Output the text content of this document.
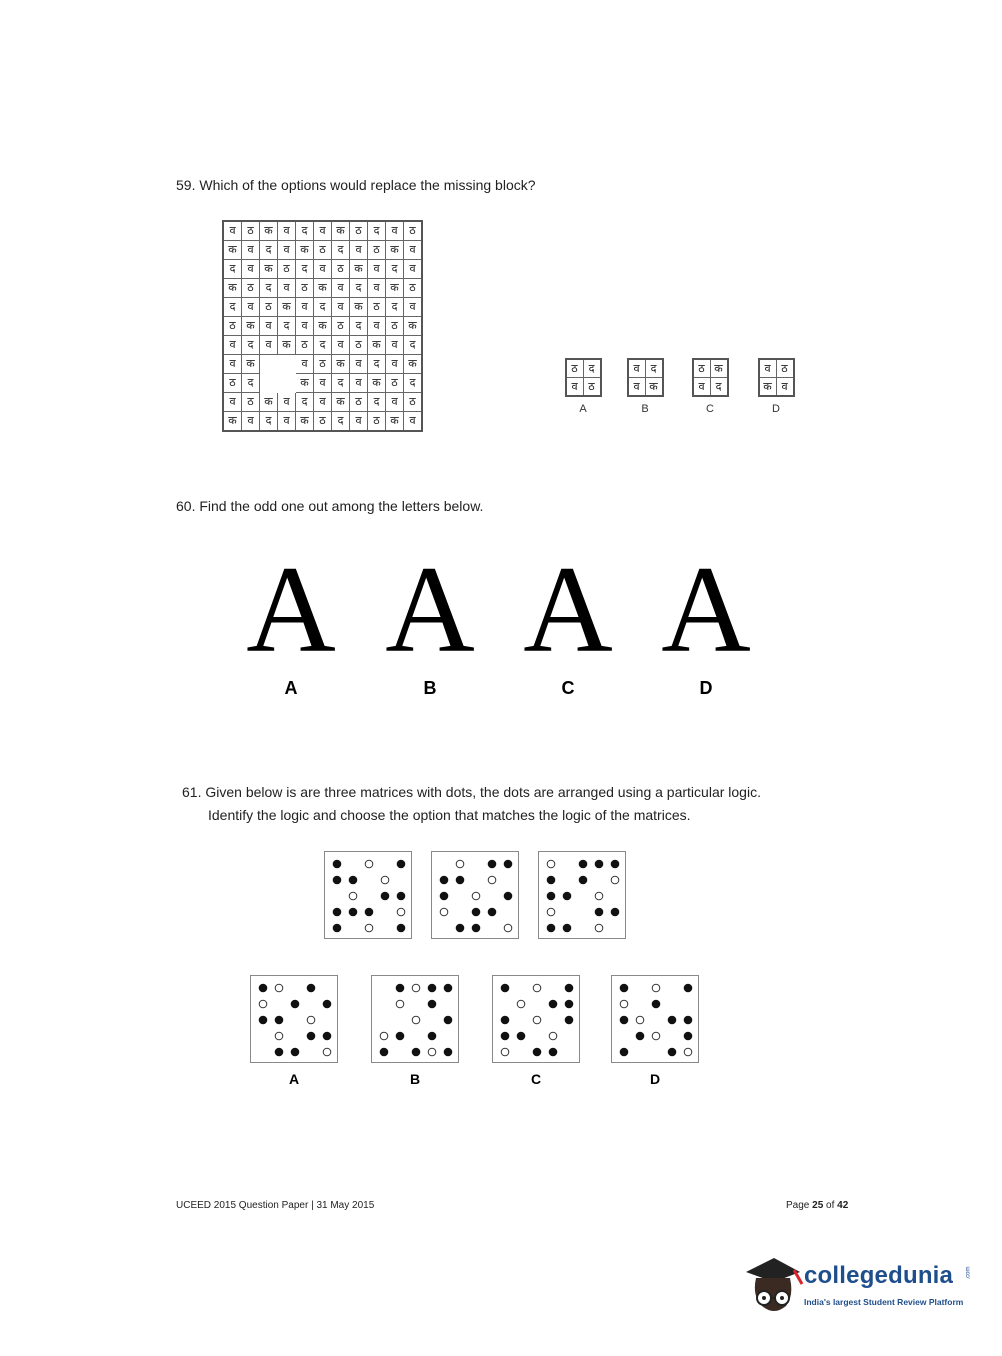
59. Which of the options would replace the missing block?
व	ठ	क	व	द	व	क	ठ	द	व	ठ
क	व	द	व	क	ठ	द	व	ठ	क	व
द	व	क	ठ	द	व	ठ	क	व	द	व
क	ठ	द	व	ठ	क	व	द	व	क	ठ
द	व	ठ	क	व	द	व	क	ठ	द	व
ठ	क	व	द	व	क	ठ	द	व	ठ	क
व	द	व	क	ठ	द	व	ठ	क	व	द
व	क			व	ठ	क	व	द	व	क
ठ	द			क	व	द	व	क	ठ	द
व	ठ	क	व	द	व	क	ठ	द	व	ठ
क	व	द	व	क	ठ	द	व	ठ	क	व
ठ	द
व	ठ
A
व	द
व	क
B
ठ	क
व	द
C
व	ठ
क	व
D
60. Find the odd one out among the letters below.
A
A
A
B
A
C
A
D
61. Given below is are three matrices with dots, the dots are arranged using a particular logic.
Identify the logic and choose the option that matches the logic of the matrices.
A	B	C	D
UCEED 2015 Question Paper | 31 May 2015	Page 25 of 42
collegedunia .com
India's largest Student Review Platform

EXERCISE TASK: Keep the pictures out of your copy, and repeat every entry above exactly.

SOLUTION:
Output the text content of this document.
59. Which of the options would replace the missing block?
व	ठ	क	व	द	व	क	ठ	द	व	ठ
क	व	द	व	क	ठ	द	व	ठ	क	व
द	व	क	ठ	द	व	ठ	क	व	द	व
क	ठ	द	व	ठ	क	व	द	व	क	ठ
द	व	ठ	क	व	द	व	क	ठ	द	व
ठ	क	व	द	व	क	ठ	द	व	ठ	क
व	द	व	क	ठ	द	व	ठ	क	व	द
व	क			व	ठ	क	व	द	व	क
ठ	द			क	व	द	व	क	ठ	द
व	ठ	क	व	द	व	क	ठ	द	व	ठ
क	व	द	व	क	ठ	द	व	ठ	क	व
ठ	द
व	ठ
A
व	द
व	क
B
ठ	क
व	द
C
व	ठ
क	व
D
60. Find the odd one out among the letters below.
A
A
A
B
A
C
A
D
61. Given below is are three matrices with dots, the dots are arranged using a particular logic.
Identify the logic and choose the option that matches the logic of the matrices.
A	B	C	D
UCEED 2015 Question Paper | 31 May 2015	Page 25 of 42
collegedunia .com
India's largest Student Review Platform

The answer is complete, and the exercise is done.